======== DATASET

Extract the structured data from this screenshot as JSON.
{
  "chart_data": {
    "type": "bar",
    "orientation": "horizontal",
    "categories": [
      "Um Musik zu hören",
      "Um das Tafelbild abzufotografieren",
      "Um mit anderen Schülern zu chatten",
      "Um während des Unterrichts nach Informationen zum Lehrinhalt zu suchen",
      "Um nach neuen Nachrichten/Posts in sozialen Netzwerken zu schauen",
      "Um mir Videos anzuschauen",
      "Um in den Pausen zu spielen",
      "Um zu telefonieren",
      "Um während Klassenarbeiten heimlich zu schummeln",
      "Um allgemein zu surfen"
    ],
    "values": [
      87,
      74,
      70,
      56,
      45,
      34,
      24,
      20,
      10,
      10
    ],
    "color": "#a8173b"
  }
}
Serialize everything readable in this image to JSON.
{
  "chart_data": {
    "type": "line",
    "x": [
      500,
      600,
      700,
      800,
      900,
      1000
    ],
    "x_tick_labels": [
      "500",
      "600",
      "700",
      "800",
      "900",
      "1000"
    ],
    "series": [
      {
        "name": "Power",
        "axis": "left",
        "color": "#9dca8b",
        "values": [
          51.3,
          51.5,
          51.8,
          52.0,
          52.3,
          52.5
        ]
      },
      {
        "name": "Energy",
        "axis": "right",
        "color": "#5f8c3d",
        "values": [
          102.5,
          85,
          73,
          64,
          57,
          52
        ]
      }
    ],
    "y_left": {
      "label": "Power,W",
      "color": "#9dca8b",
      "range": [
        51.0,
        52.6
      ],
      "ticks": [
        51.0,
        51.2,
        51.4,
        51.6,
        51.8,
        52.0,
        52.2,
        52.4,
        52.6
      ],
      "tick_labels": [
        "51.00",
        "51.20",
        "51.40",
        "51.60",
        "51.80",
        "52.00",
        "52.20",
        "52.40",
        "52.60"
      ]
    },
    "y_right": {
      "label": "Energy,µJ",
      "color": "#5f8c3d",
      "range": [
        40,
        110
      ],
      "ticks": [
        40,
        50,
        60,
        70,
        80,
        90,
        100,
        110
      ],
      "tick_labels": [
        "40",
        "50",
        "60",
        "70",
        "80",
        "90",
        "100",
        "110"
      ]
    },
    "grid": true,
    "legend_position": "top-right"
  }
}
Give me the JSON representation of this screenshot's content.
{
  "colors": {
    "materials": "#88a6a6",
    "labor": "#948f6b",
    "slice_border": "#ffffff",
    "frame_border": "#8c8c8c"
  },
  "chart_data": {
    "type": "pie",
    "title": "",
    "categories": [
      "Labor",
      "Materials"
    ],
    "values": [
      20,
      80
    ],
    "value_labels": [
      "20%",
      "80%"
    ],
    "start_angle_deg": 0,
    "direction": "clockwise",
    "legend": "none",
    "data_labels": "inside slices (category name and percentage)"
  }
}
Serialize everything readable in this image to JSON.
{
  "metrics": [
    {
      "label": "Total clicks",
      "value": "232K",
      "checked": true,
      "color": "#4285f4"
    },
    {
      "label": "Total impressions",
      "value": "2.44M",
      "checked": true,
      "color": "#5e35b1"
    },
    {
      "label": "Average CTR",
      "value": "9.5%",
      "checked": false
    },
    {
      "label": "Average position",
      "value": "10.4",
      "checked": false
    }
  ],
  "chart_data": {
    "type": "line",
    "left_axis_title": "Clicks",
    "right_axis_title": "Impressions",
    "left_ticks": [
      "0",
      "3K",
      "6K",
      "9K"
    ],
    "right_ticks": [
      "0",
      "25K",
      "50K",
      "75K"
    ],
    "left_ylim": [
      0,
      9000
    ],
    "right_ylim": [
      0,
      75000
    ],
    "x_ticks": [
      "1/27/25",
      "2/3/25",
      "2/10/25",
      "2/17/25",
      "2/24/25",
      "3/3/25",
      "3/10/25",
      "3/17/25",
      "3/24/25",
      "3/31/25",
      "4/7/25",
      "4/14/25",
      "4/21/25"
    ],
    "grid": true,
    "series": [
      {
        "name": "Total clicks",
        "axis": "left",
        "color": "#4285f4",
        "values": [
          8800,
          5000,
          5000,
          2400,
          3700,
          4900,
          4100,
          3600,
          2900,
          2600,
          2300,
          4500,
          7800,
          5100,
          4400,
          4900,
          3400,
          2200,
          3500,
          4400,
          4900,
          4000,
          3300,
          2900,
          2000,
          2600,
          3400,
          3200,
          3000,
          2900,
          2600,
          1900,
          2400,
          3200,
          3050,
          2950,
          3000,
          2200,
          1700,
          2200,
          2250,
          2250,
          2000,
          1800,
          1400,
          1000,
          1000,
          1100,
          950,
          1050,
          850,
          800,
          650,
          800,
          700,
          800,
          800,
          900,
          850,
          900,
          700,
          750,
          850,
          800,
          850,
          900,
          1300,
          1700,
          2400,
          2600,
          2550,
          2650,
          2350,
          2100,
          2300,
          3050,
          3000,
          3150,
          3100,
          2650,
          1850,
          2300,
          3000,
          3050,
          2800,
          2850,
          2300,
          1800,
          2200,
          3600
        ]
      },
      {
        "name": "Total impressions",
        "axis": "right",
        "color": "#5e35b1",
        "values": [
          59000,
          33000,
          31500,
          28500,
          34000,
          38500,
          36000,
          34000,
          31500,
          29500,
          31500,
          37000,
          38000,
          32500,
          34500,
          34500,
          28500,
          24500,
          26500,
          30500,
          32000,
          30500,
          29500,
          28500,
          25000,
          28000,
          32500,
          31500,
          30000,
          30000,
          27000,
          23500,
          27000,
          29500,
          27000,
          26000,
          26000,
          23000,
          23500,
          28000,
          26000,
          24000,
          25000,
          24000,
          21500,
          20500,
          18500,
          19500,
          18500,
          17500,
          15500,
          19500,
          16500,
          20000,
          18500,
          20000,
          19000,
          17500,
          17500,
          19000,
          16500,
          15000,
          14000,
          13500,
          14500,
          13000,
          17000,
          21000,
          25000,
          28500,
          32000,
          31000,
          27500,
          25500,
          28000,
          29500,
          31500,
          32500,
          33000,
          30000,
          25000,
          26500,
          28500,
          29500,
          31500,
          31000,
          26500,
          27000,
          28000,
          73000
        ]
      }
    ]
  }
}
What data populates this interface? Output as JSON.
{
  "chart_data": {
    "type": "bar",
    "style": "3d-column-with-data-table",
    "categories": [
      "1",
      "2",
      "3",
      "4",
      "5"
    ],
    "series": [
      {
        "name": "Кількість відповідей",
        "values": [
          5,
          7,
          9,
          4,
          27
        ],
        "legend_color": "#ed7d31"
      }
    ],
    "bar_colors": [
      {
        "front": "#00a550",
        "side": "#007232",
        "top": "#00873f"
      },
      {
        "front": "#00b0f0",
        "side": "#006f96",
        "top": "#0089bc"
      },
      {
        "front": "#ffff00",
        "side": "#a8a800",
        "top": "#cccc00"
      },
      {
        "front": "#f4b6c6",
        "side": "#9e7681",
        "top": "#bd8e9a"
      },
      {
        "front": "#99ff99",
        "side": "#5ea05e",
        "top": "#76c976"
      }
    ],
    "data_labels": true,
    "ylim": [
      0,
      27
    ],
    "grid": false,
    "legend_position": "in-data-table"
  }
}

================

» PROBLEM DESCRIPTION
Return each entry from above without altering a single character.

» SOLUTION FOR THIS PROBLEM
Extract the structured data from this screenshot as JSON.
{
  "chart_data": {
    "type": "bar",
    "orientation": "horizontal",
    "categories": [
      "Um Musik zu hören",
      "Um das Tafelbild abzufotografieren",
      "Um mit anderen Schülern zu chatten",
      "Um während des Unterrichts nach Informationen zum Lehrinhalt zu suchen",
      "Um nach neuen Nachrichten/Posts in sozialen Netzwerken zu schauen",
      "Um mir Videos anzuschauen",
      "Um in den Pausen zu spielen",
      "Um zu telefonieren",
      "Um während Klassenarbeiten heimlich zu schummeln",
      "Um allgemein zu surfen"
    ],
    "values": [
      87,
      74,
      70,
      56,
      45,
      34,
      24,
      20,
      10,
      10
    ],
    "color": "#a8173b"
  }
}
Serialize everything readable in this image to JSON.
{
  "chart_data": {
    "type": "line",
    "x": [
      500,
      600,
      700,
      800,
      900,
      1000
    ],
    "x_tick_labels": [
      "500",
      "600",
      "700",
      "800",
      "900",
      "1000"
    ],
    "series": [
      {
        "name": "Power",
        "axis": "left",
        "color": "#9dca8b",
        "values": [
          51.3,
          51.5,
          51.8,
          52.0,
          52.3,
          52.5
        ]
      },
      {
        "name": "Energy",
        "axis": "right",
        "color": "#5f8c3d",
        "values": [
          102.5,
          85,
          73,
          64,
          57,
          52
        ]
      }
    ],
    "y_left": {
      "label": "Power,W",
      "color": "#9dca8b",
      "range": [
        51.0,
        52.6
      ],
      "ticks": [
        51.0,
        51.2,
        51.4,
        51.6,
        51.8,
        52.0,
        52.2,
        52.4,
        52.6
      ],
      "tick_labels": [
        "51.00",
        "51.20",
        "51.40",
        "51.60",
        "51.80",
        "52.00",
        "52.20",
        "52.40",
        "52.60"
      ]
    },
    "y_right": {
      "label": "Energy,µJ",
      "color": "#5f8c3d",
      "range": [
        40,
        110
      ],
      "ticks": [
        40,
        50,
        60,
        70,
        80,
        90,
        100,
        110
      ],
      "tick_labels": [
        "40",
        "50",
        "60",
        "70",
        "80",
        "90",
        "100",
        "110"
      ]
    },
    "grid": true,
    "legend_position": "top-right"
  }
}
Give me the JSON representation of this screenshot's content.
{
  "colors": {
    "materials": "#88a6a6",
    "labor": "#948f6b",
    "slice_border": "#ffffff",
    "frame_border": "#8c8c8c"
  },
  "chart_data": {
    "type": "pie",
    "title": "",
    "categories": [
      "Labor",
      "Materials"
    ],
    "values": [
      20,
      80
    ],
    "value_labels": [
      "20%",
      "80%"
    ],
    "start_angle_deg": 0,
    "direction": "clockwise",
    "legend": "none",
    "data_labels": "inside slices (category name and percentage)"
  }
}
Serialize everything readable in this image to JSON.
{
  "metrics": [
    {
      "label": "Total clicks",
      "value": "232K",
      "checked": true,
      "color": "#4285f4"
    },
    {
      "label": "Total impressions",
      "value": "2.44M",
      "checked": true,
      "color": "#5e35b1"
    },
    {
      "label": "Average CTR",
      "value": "9.5%",
      "checked": false
    },
    {
      "label": "Average position",
      "value": "10.4",
      "checked": false
    }
  ],
  "chart_data": {
    "type": "line",
    "left_axis_title": "Clicks",
    "right_axis_title": "Impressions",
    "left_ticks": [
      "0",
      "3K",
      "6K",
      "9K"
    ],
    "right_ticks": [
      "0",
      "25K",
      "50K",
      "75K"
    ],
    "left_ylim": [
      0,
      9000
    ],
    "right_ylim": [
      0,
      75000
    ],
    "x_ticks": [
      "1/27/25",
      "2/3/25",
      "2/10/25",
      "2/17/25",
      "2/24/25",
      "3/3/25",
      "3/10/25",
      "3/17/25",
      "3/24/25",
      "3/31/25",
      "4/7/25",
      "4/14/25",
      "4/21/25"
    ],
    "grid": true,
    "series": [
      {
        "name": "Total clicks",
        "axis": "left",
        "color": "#4285f4",
        "values": [
          8800,
          5000,
          5000,
          2400,
          3700,
          4900,
          4100,
          3600,
          2900,
          2600,
          2300,
          4500,
          7800,
          5100,
          4400,
          4900,
          3400,
          2200,
          3500,
          4400,
          4900,
          4000,
          3300,
          2900,
          2000,
          2600,
          3400,
          3200,
          3000,
          2900,
          2600,
          1900,
          2400,
          3200,
          3050,
          2950,
          3000,
          2200,
          1700,
          2200,
          2250,
          2250,
          2000,
          1800,
          1400,
          1000,
          1000,
          1100,
          950,
          1050,
          850,
          800,
          650,
          800,
          700,
          800,
          800,
          900,
          850,
          900,
          700,
          750,
          850,
          800,
          850,
          900,
          1300,
          1700,
          2400,
          2600,
          2550,
          2650,
          2350,
          2100,
          2300,
          3050,
          3000,
          3150,
          3100,
          2650,
          1850,
          2300,
          3000,
          3050,
          2800,
          2850,
          2300,
          1800,
          2200,
          3600
        ]
      },
      {
        "name": "Total impressions",
        "axis": "right",
        "color": "#5e35b1",
        "values": [
          59000,
          33000,
          31500,
          28500,
          34000,
          38500,
          36000,
          34000,
          31500,
          29500,
          31500,
          37000,
          38000,
          32500,
          34500,
          34500,
          28500,
          24500,
          26500,
          30500,
          32000,
          30500,
          29500,
          28500,
          25000,
          28000,
          32500,
          31500,
          30000,
          30000,
          27000,
          23500,
          27000,
          29500,
          27000,
          26000,
          26000,
          23000,
          23500,
          28000,
          26000,
          24000,
          25000,
          24000,
          21500,
          20500,
          18500,
          19500,
          18500,
          17500,
          15500,
          19500,
          16500,
          20000,
          18500,
          20000,
          19000,
          17500,
          17500,
          19000,
          16500,
          15000,
          14000,
          13500,
          14500,
          13000,
          17000,
          21000,
          25000,
          28500,
          32000,
          31000,
          27500,
          25500,
          28000,
          29500,
          31500,
          32500,
          33000,
          30000,
          25000,
          26500,
          28500,
          29500,
          31500,
          31000,
          26500,
          27000,
          28000,
          73000
        ]
      }
    ]
  }
}
What data populates this interface? Output as JSON.
{
  "chart_data": {
    "type": "bar",
    "style": "3d-column-with-data-table",
    "categories": [
      "1",
      "2",
      "3",
      "4",
      "5"
    ],
    "series": [
      {
        "name": "Кількість відповідей",
        "values": [
          5,
          7,
          9,
          4,
          27
        ],
        "legend_color": "#ed7d31"
      }
    ],
    "bar_colors": [
      {
        "front": "#00a550",
        "side": "#007232",
        "top": "#00873f"
      },
      {
        "front": "#00b0f0",
        "side": "#006f96",
        "top": "#0089bc"
      },
      {
        "front": "#ffff00",
        "side": "#a8a800",
        "top": "#cccc00"
      },
      {
        "front": "#f4b6c6",
        "side": "#9e7681",
        "top": "#bd8e9a"
      },
      {
        "front": "#99ff99",
        "side": "#5ea05e",
        "top": "#76c976"
      }
    ],
    "data_labels": true,
    "ylim": [
      0,
      27
    ],
    "grid": false,
    "legend_position": "in-data-table"
  }
}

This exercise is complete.